(Extracted data entries)
╔══

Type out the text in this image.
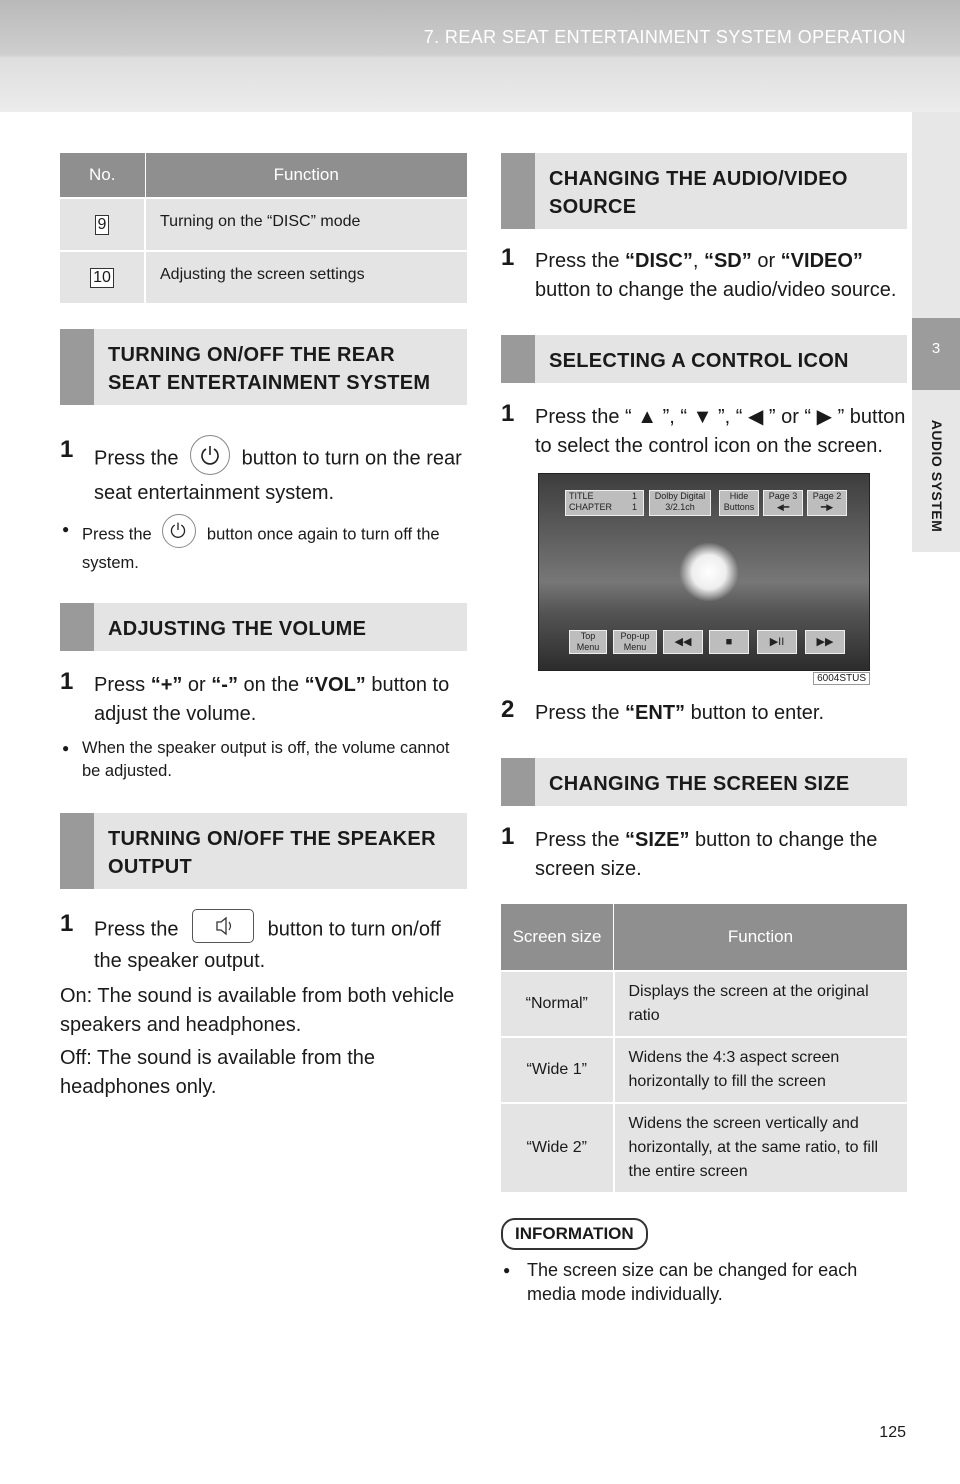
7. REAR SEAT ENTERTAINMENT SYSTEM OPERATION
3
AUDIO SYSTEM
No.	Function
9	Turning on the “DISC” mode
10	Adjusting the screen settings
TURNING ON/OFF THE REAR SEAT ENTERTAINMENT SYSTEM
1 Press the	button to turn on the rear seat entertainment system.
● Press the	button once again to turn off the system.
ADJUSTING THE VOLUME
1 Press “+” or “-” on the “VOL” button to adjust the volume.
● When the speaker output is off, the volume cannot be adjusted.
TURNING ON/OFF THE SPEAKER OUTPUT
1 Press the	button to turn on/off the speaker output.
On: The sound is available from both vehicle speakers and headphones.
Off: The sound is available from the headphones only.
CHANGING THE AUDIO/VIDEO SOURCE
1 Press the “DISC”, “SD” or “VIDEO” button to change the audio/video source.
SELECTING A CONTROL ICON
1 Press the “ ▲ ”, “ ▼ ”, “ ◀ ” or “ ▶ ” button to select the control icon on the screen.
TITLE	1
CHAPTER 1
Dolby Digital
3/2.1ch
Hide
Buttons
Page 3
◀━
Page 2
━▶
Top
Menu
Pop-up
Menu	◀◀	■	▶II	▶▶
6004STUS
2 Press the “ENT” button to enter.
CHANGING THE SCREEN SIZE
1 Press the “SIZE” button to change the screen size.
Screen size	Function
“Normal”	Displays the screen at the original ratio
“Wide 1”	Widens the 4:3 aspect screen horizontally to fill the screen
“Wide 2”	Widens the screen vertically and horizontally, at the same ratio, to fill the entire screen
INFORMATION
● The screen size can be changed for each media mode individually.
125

╚══
╔══

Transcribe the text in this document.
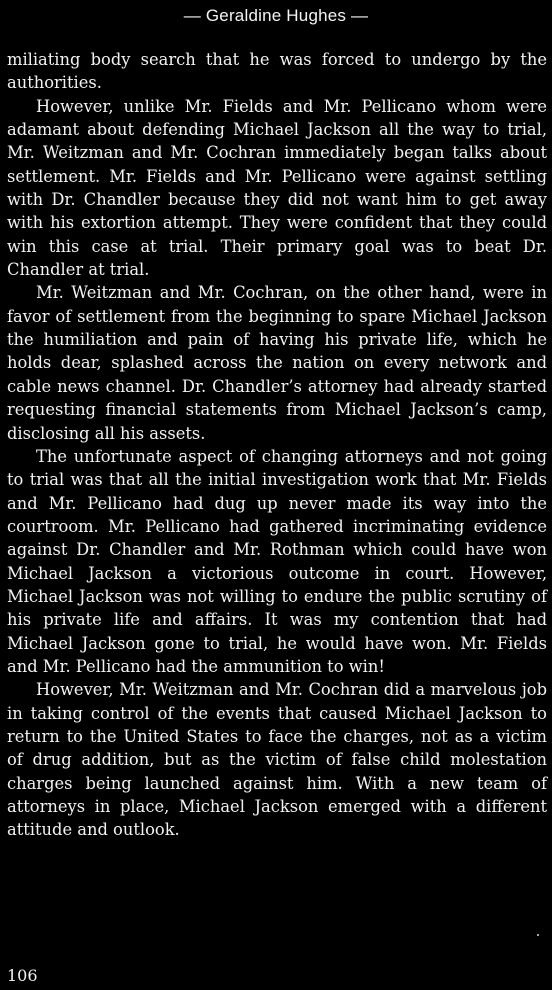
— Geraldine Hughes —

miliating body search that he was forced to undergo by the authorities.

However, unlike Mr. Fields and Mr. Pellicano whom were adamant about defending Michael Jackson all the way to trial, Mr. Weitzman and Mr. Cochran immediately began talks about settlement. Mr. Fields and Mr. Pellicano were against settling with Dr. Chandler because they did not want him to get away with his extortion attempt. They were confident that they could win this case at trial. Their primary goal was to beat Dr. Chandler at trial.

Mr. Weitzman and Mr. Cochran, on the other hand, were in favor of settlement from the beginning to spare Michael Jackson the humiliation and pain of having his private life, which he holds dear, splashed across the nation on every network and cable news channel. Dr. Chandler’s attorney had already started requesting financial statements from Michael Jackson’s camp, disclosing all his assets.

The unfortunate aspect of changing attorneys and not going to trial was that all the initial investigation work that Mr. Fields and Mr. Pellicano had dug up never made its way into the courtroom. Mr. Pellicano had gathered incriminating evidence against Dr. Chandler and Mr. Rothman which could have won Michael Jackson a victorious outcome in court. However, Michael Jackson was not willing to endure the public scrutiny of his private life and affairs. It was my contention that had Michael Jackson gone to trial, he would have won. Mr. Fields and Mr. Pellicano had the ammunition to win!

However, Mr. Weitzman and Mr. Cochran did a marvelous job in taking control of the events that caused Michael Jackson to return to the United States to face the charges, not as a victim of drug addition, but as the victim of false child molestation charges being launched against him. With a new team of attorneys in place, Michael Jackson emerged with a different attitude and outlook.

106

╚══

PROBLEM DESCRIPTION: Find each line holding "Fields". Copy it out.

EXERCISE RESPONSE:
However, unlike Mr. Fields and Mr. Pellicano whom were adamant about defending Michael Jackson all the way to trial, Mr. Weitzman and Mr. Cochran immediately began talks about settlement. Mr. Fields and Mr. Pellicano were against settling with Dr. Chandler because they did not want him to get away with his extortion attempt. They were confident that they could win this case at trial. Their primary goal was to beat Dr. Chandler at trial.
The unfortunate aspect of changing attorneys and not going to trial was that all the initial investigation work that Mr. Fields and Mr. Pellicano had dug up never made its way into the courtroom. Mr. Pellicano had gathered incriminating evidence against Dr. Chandler and Mr. Rothman which could have won Michael Jackson a victorious outcome in court. However, Michael Jackson was not willing to endure the public scrutiny of his private life and affairs. It was my contention that had Michael Jackson gone to trial, he would have won. Mr. Fields and Mr. Pellicano had the ammunition to win!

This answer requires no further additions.